= Your goal =
Pick out the lines below that contain the string "iDay" and copy them all.

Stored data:
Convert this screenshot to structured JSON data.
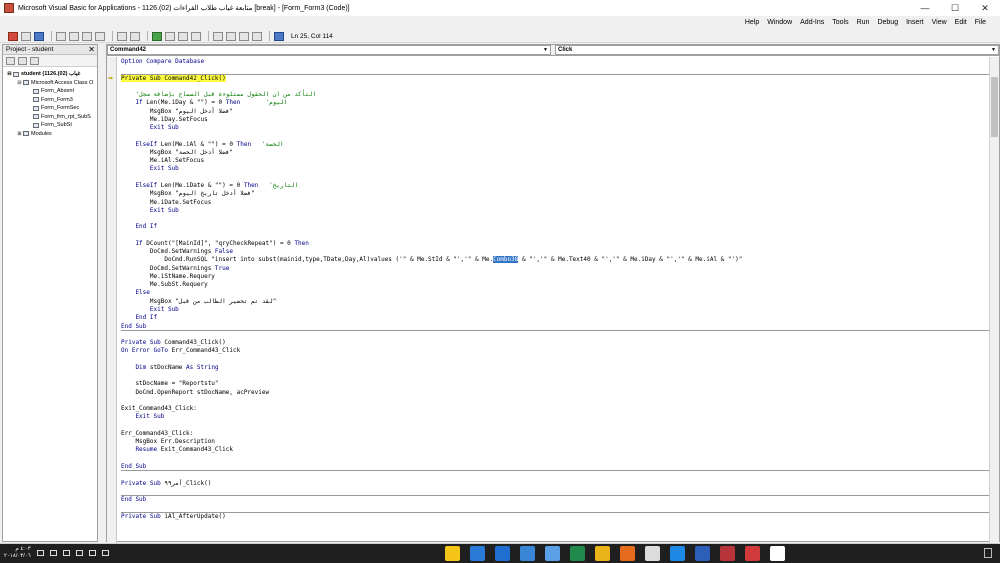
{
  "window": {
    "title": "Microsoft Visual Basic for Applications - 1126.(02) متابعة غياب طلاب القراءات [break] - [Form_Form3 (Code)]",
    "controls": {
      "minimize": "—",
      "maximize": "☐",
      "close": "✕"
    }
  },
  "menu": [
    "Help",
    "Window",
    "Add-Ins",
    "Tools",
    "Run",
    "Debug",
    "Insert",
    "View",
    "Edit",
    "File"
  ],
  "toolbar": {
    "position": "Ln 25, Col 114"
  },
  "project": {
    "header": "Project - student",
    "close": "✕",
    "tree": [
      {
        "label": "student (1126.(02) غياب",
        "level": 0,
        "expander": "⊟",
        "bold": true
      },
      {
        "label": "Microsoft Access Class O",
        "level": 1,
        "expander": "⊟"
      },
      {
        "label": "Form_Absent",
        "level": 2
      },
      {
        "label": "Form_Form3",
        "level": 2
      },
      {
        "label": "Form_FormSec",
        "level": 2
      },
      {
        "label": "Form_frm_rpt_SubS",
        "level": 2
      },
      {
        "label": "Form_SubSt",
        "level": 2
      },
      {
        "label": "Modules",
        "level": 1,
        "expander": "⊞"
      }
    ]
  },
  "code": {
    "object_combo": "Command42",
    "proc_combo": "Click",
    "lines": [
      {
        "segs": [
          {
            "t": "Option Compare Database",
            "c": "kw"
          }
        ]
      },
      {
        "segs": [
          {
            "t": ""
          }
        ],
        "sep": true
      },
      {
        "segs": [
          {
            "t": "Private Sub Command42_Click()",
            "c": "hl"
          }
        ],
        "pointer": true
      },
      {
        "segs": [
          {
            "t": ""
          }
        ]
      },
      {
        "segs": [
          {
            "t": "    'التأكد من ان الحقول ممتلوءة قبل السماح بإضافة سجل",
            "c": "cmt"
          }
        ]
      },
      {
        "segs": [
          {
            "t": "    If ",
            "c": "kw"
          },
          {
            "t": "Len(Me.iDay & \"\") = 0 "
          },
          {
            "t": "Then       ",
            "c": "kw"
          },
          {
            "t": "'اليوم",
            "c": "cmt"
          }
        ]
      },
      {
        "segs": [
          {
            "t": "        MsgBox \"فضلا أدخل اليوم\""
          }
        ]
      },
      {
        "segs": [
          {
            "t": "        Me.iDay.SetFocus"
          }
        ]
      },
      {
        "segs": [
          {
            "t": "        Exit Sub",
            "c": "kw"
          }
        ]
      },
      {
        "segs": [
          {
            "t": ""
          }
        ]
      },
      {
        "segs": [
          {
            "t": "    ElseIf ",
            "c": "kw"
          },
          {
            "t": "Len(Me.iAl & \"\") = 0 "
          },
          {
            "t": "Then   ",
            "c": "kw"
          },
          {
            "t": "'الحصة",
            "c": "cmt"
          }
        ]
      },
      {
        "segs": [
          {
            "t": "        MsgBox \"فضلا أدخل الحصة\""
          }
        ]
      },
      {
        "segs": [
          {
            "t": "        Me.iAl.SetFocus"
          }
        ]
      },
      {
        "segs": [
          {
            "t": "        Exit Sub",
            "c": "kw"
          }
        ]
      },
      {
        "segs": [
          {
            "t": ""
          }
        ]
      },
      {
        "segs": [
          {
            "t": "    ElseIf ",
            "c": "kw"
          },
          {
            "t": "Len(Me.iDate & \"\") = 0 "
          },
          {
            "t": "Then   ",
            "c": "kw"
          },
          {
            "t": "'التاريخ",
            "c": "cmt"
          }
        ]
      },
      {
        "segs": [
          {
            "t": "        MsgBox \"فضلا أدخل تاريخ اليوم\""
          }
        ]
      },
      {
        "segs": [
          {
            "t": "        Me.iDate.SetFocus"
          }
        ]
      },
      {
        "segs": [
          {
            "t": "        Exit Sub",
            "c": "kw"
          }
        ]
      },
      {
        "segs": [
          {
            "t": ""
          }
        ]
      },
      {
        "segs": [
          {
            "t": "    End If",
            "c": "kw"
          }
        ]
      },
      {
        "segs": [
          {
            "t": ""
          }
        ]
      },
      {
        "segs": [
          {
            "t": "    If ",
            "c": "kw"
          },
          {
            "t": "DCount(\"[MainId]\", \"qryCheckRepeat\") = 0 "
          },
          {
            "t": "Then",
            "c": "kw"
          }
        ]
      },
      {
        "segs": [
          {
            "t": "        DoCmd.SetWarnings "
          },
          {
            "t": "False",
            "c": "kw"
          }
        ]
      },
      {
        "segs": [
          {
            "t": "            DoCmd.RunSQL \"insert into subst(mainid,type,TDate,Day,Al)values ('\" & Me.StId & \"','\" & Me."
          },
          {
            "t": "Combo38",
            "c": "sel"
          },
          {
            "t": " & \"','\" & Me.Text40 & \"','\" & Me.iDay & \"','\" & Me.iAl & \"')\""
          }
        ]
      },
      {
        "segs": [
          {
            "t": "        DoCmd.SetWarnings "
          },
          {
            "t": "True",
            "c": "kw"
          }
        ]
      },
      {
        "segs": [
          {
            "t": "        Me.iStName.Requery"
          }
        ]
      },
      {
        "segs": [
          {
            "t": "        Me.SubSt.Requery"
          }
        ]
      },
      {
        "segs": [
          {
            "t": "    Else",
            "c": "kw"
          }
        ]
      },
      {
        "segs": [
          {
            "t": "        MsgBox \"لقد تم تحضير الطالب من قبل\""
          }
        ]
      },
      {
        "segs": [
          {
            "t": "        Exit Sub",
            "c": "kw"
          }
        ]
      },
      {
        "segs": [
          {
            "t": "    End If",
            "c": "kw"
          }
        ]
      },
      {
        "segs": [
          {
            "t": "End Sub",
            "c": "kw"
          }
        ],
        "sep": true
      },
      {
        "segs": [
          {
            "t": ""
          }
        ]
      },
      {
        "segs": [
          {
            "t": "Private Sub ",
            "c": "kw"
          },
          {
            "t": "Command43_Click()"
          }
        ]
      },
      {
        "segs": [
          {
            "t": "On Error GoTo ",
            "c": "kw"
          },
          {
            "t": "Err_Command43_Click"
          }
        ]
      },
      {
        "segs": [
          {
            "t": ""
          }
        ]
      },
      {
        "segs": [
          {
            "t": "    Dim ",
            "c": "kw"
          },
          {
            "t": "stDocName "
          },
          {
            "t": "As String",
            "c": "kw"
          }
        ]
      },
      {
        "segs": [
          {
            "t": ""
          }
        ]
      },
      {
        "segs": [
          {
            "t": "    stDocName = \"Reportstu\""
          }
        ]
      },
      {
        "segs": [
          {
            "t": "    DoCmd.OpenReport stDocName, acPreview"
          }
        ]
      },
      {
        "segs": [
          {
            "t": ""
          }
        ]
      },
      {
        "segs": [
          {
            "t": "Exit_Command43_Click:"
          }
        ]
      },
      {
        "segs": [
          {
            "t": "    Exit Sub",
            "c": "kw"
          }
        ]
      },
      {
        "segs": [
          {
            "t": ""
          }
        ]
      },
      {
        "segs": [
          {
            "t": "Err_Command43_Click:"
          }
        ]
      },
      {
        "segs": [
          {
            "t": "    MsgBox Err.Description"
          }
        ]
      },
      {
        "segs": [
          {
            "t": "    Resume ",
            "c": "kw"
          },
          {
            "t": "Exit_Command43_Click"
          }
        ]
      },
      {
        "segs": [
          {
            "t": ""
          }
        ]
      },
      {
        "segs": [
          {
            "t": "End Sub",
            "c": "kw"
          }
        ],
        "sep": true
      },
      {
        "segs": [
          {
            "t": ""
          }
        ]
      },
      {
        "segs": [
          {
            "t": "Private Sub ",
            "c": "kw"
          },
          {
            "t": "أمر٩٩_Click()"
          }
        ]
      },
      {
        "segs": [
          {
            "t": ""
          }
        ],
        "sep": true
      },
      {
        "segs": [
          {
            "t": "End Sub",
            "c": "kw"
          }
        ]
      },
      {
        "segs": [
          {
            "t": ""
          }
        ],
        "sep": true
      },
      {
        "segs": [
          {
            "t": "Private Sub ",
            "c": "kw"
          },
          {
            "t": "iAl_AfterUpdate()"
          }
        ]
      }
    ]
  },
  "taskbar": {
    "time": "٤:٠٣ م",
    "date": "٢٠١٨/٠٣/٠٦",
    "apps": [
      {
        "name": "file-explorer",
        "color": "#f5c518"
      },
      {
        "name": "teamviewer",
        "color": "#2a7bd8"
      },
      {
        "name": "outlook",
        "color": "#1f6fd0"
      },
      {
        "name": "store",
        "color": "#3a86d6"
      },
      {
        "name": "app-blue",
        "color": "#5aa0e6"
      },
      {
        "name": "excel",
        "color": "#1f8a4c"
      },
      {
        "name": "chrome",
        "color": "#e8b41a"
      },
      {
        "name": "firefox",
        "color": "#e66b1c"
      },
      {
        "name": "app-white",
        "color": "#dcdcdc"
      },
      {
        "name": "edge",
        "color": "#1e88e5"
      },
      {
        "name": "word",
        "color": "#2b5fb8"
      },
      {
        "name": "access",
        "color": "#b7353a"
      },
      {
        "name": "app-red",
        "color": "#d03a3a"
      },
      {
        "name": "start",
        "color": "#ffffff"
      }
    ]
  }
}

---

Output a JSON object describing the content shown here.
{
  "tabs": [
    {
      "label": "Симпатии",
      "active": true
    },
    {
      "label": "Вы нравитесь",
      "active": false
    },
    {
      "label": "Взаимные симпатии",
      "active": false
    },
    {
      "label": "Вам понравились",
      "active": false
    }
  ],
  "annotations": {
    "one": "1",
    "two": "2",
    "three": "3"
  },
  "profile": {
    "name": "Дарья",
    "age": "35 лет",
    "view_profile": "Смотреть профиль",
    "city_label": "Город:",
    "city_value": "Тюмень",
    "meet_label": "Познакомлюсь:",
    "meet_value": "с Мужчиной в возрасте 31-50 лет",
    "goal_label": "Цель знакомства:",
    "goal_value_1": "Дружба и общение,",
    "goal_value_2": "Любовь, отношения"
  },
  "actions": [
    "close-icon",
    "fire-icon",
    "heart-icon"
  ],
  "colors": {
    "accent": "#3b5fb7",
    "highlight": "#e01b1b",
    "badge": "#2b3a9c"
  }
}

---

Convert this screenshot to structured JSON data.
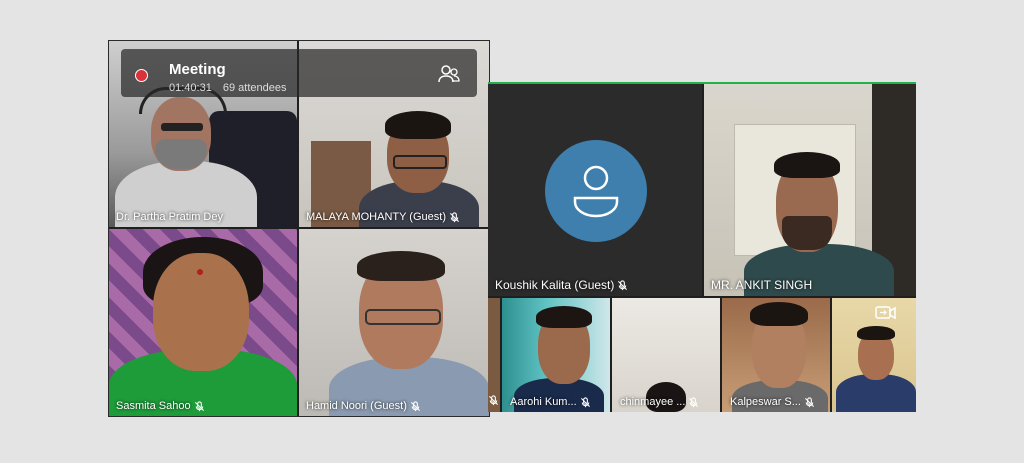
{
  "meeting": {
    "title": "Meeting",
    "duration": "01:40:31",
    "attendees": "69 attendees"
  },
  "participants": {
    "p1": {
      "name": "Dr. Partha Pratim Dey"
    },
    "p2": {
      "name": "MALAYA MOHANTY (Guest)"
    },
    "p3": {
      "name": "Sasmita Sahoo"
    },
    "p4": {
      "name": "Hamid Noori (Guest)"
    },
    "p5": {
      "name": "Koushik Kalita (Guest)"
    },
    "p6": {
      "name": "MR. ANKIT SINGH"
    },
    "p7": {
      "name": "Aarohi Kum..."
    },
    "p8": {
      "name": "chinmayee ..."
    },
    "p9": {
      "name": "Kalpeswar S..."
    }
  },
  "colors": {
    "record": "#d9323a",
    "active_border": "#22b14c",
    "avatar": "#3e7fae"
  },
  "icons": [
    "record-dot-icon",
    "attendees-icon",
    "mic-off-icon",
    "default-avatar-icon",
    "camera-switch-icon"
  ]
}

= Problem solution =
            "t": "Len(Me.iDay & \"\") = 0 "
            "t": "        Me.iDay.SetFocus"
            "t": " & \"','\" & Me.Text40 & \"','\" & Me.iDay & \"','\" & Me.iAl & \"')\""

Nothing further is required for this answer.